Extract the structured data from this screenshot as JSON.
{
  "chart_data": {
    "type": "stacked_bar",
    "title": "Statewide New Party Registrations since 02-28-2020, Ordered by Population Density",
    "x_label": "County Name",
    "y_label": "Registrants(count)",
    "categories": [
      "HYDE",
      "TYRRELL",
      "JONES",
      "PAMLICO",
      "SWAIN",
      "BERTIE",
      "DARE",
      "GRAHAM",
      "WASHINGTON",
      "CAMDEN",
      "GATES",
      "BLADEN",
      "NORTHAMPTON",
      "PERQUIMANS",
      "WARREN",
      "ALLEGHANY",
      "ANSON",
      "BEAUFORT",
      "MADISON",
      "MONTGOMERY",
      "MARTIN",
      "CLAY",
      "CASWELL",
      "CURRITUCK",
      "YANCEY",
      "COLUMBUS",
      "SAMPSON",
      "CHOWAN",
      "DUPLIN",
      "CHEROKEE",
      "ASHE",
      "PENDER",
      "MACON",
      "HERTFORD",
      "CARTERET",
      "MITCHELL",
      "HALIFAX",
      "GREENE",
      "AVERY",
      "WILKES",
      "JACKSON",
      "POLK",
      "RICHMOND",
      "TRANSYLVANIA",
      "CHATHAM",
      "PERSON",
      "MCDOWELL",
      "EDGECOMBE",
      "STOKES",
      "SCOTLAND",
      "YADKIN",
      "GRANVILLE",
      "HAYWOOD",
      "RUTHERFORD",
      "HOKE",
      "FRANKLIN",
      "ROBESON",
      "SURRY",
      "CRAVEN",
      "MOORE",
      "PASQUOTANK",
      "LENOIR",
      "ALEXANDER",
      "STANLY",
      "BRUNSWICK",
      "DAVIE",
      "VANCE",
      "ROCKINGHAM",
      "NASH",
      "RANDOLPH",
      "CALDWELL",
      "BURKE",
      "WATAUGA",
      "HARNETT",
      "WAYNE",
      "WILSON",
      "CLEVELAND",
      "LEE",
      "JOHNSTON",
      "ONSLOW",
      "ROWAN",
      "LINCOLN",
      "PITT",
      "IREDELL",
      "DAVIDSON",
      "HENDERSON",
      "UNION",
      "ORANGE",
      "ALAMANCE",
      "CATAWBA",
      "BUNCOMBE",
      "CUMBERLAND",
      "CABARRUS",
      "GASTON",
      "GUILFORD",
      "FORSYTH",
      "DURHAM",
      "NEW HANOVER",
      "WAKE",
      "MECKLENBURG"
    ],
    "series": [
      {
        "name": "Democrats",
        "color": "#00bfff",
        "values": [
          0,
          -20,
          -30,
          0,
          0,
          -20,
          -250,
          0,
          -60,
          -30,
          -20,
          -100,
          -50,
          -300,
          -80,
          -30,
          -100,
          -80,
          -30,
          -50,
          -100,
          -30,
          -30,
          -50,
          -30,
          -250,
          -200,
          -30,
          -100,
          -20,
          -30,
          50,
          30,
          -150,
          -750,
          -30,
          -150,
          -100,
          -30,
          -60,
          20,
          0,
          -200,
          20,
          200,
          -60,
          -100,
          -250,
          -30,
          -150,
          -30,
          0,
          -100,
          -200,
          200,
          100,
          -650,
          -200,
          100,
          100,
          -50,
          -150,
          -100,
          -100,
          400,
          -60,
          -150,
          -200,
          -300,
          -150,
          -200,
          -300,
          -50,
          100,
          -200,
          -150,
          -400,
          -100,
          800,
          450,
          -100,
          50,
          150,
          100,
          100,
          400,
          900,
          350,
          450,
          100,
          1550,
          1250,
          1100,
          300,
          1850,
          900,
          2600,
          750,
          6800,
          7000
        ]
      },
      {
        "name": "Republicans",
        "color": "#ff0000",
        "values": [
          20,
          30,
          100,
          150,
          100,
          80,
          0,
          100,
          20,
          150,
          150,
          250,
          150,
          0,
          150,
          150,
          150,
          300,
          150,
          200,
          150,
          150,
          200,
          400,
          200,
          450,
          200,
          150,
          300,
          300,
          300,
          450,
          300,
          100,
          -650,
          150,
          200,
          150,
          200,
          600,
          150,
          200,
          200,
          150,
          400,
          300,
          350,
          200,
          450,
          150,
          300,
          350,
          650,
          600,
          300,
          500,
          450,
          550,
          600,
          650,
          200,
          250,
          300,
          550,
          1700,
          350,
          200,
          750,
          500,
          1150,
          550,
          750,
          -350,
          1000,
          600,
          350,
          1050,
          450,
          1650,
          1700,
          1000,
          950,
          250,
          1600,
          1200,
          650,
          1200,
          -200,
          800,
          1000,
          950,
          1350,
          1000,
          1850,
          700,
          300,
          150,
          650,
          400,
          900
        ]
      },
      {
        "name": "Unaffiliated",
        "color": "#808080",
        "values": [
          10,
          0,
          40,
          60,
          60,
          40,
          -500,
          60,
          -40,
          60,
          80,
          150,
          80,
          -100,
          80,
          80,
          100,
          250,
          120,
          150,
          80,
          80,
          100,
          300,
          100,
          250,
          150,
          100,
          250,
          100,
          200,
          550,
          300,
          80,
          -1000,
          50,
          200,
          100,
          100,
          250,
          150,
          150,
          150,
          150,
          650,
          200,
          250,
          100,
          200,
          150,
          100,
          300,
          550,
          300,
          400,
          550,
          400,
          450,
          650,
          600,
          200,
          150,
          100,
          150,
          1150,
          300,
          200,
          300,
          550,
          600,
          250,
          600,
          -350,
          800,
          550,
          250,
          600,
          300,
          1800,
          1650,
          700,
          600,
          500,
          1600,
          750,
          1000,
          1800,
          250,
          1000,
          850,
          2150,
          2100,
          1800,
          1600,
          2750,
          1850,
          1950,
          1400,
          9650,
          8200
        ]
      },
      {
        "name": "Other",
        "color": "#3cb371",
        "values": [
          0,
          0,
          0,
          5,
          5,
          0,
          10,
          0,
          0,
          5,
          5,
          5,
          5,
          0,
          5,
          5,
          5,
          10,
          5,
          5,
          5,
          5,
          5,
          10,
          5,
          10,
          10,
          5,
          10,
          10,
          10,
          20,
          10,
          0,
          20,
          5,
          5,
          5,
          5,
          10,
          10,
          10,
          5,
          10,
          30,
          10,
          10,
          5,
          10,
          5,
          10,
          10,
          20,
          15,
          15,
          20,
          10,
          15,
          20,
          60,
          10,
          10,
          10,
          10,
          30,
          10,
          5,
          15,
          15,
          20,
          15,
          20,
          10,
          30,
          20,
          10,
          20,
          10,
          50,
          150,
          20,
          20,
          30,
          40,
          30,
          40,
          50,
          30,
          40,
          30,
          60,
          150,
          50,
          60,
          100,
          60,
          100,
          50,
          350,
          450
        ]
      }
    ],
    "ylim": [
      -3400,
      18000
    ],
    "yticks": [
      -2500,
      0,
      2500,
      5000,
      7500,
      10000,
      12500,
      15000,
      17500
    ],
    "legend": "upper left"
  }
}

------------------------------

*Task description*
Output all records verbatim.

*Final result*
Extract the structured data from this screenshot as JSON.
{
  "chart_data": {
    "type": "stacked_bar",
    "title": "Statewide New Party Registrations since 02-28-2020, Ordered by Population Density",
    "x_label": "County Name",
    "y_label": "Registrants(count)",
    "categories": [
      "HYDE",
      "TYRRELL",
      "JONES",
      "PAMLICO",
      "SWAIN",
      "BERTIE",
      "DARE",
      "GRAHAM",
      "WASHINGTON",
      "CAMDEN",
      "GATES",
      "BLADEN",
      "NORTHAMPTON",
      "PERQUIMANS",
      "WARREN",
      "ALLEGHANY",
      "ANSON",
      "BEAUFORT",
      "MADISON",
      "MONTGOMERY",
      "MARTIN",
      "CLAY",
      "CASWELL",
      "CURRITUCK",
      "YANCEY",
      "COLUMBUS",
      "SAMPSON",
      "CHOWAN",
      "DUPLIN",
      "CHEROKEE",
      "ASHE",
      "PENDER",
      "MACON",
      "HERTFORD",
      "CARTERET",
      "MITCHELL",
      "HALIFAX",
      "GREENE",
      "AVERY",
      "WILKES",
      "JACKSON",
      "POLK",
      "RICHMOND",
      "TRANSYLVANIA",
      "CHATHAM",
      "PERSON",
      "MCDOWELL",
      "EDGECOMBE",
      "STOKES",
      "SCOTLAND",
      "YADKIN",
      "GRANVILLE",
      "HAYWOOD",
      "RUTHERFORD",
      "HOKE",
      "FRANKLIN",
      "ROBESON",
      "SURRY",
      "CRAVEN",
      "MOORE",
      "PASQUOTANK",
      "LENOIR",
      "ALEXANDER",
      "STANLY",
      "BRUNSWICK",
      "DAVIE",
      "VANCE",
      "ROCKINGHAM",
      "NASH",
      "RANDOLPH",
      "CALDWELL",
      "BURKE",
      "WATAUGA",
      "HARNETT",
      "WAYNE",
      "WILSON",
      "CLEVELAND",
      "LEE",
      "JOHNSTON",
      "ONSLOW",
      "ROWAN",
      "LINCOLN",
      "PITT",
      "IREDELL",
      "DAVIDSON",
      "HENDERSON",
      "UNION",
      "ORANGE",
      "ALAMANCE",
      "CATAWBA",
      "BUNCOMBE",
      "CUMBERLAND",
      "CABARRUS",
      "GASTON",
      "GUILFORD",
      "FORSYTH",
      "DURHAM",
      "NEW HANOVER",
      "WAKE",
      "MECKLENBURG"
    ],
    "series": [
      {
        "name": "Democrats",
        "color": "#00bfff",
        "values": [
          0,
          -20,
          -30,
          0,
          0,
          -20,
          -250,
          0,
          -60,
          -30,
          -20,
          -100,
          -50,
          -300,
          -80,
          -30,
          -100,
          -80,
          -30,
          -50,
          -100,
          -30,
          -30,
          -50,
          -30,
          -250,
          -200,
          -30,
          -100,
          -20,
          -30,
          50,
          30,
          -150,
          -750,
          -30,
          -150,
          -100,
          -30,
          -60,
          20,
          0,
          -200,
          20,
          200,
          -60,
          -100,
          -250,
          -30,
          -150,
          -30,
          0,
          -100,
          -200,
          200,
          100,
          -650,
          -200,
          100,
          100,
          -50,
          -150,
          -100,
          -100,
          400,
          -60,
          -150,
          -200,
          -300,
          -150,
          -200,
          -300,
          -50,
          100,
          -200,
          -150,
          -400,
          -100,
          800,
          450,
          -100,
          50,
          150,
          100,
          100,
          400,
          900,
          350,
          450,
          100,
          1550,
          1250,
          1100,
          300,
          1850,
          900,
          2600,
          750,
          6800,
          7000
        ]
      },
      {
        "name": "Republicans",
        "color": "#ff0000",
        "values": [
          20,
          30,
          100,
          150,
          100,
          80,
          0,
          100,
          20,
          150,
          150,
          250,
          150,
          0,
          150,
          150,
          150,
          300,
          150,
          200,
          150,
          150,
          200,
          400,
          200,
          450,
          200,
          150,
          300,
          300,
          300,
          450,
          300,
          100,
          -650,
          150,
          200,
          150,
          200,
          600,
          150,
          200,
          200,
          150,
          400,
          300,
          350,
          200,
          450,
          150,
          300,
          350,
          650,
          600,
          300,
          500,
          450,
          550,
          600,
          650,
          200,
          250,
          300,
          550,
          1700,
          350,
          200,
          750,
          500,
          1150,
          550,
          750,
          -350,
          1000,
          600,
          350,
          1050,
          450,
          1650,
          1700,
          1000,
          950,
          250,
          1600,
          1200,
          650,
          1200,
          -200,
          800,
          1000,
          950,
          1350,
          1000,
          1850,
          700,
          300,
          150,
          650,
          400,
          900
        ]
      },
      {
        "name": "Unaffiliated",
        "color": "#808080",
        "values": [
          10,
          0,
          40,
          60,
          60,
          40,
          -500,
          60,
          -40,
          60,
          80,
          150,
          80,
          -100,
          80,
          80,
          100,
          250,
          120,
          150,
          80,
          80,
          100,
          300,
          100,
          250,
          150,
          100,
          250,
          100,
          200,
          550,
          300,
          80,
          -1000,
          50,
          200,
          100,
          100,
          250,
          150,
          150,
          150,
          150,
          650,
          200,
          250,
          100,
          200,
          150,
          100,
          300,
          550,
          300,
          400,
          550,
          400,
          450,
          650,
          600,
          200,
          150,
          100,
          150,
          1150,
          300,
          200,
          300,
          550,
          600,
          250,
          600,
          -350,
          800,
          550,
          250,
          600,
          300,
          1800,
          1650,
          700,
          600,
          500,
          1600,
          750,
          1000,
          1800,
          250,
          1000,
          850,
          2150,
          2100,
          1800,
          1600,
          2750,
          1850,
          1950,
          1400,
          9650,
          8200
        ]
      },
      {
        "name": "Other",
        "color": "#3cb371",
        "values": [
          0,
          0,
          0,
          5,
          5,
          0,
          10,
          0,
          0,
          5,
          5,
          5,
          5,
          0,
          5,
          5,
          5,
          10,
          5,
          5,
          5,
          5,
          5,
          10,
          5,
          10,
          10,
          5,
          10,
          10,
          10,
          20,
          10,
          0,
          20,
          5,
          5,
          5,
          5,
          10,
          10,
          10,
          5,
          10,
          30,
          10,
          10,
          5,
          10,
          5,
          10,
          10,
          20,
          15,
          15,
          20,
          10,
          15,
          20,
          60,
          10,
          10,
          10,
          10,
          30,
          10,
          5,
          15,
          15,
          20,
          15,
          20,
          10,
          30,
          20,
          10,
          20,
          10,
          50,
          150,
          20,
          20,
          30,
          40,
          30,
          40,
          50,
          30,
          40,
          30,
          60,
          150,
          50,
          60,
          100,
          60,
          100,
          50,
          350,
          450
        ]
      }
    ],
    "ylim": [
      -3400,
      18000
    ],
    "yticks": [
      -2500,
      0,
      2500,
      5000,
      7500,
      10000,
      12500,
      15000,
      17500
    ],
    "legend": "upper left"
  }
}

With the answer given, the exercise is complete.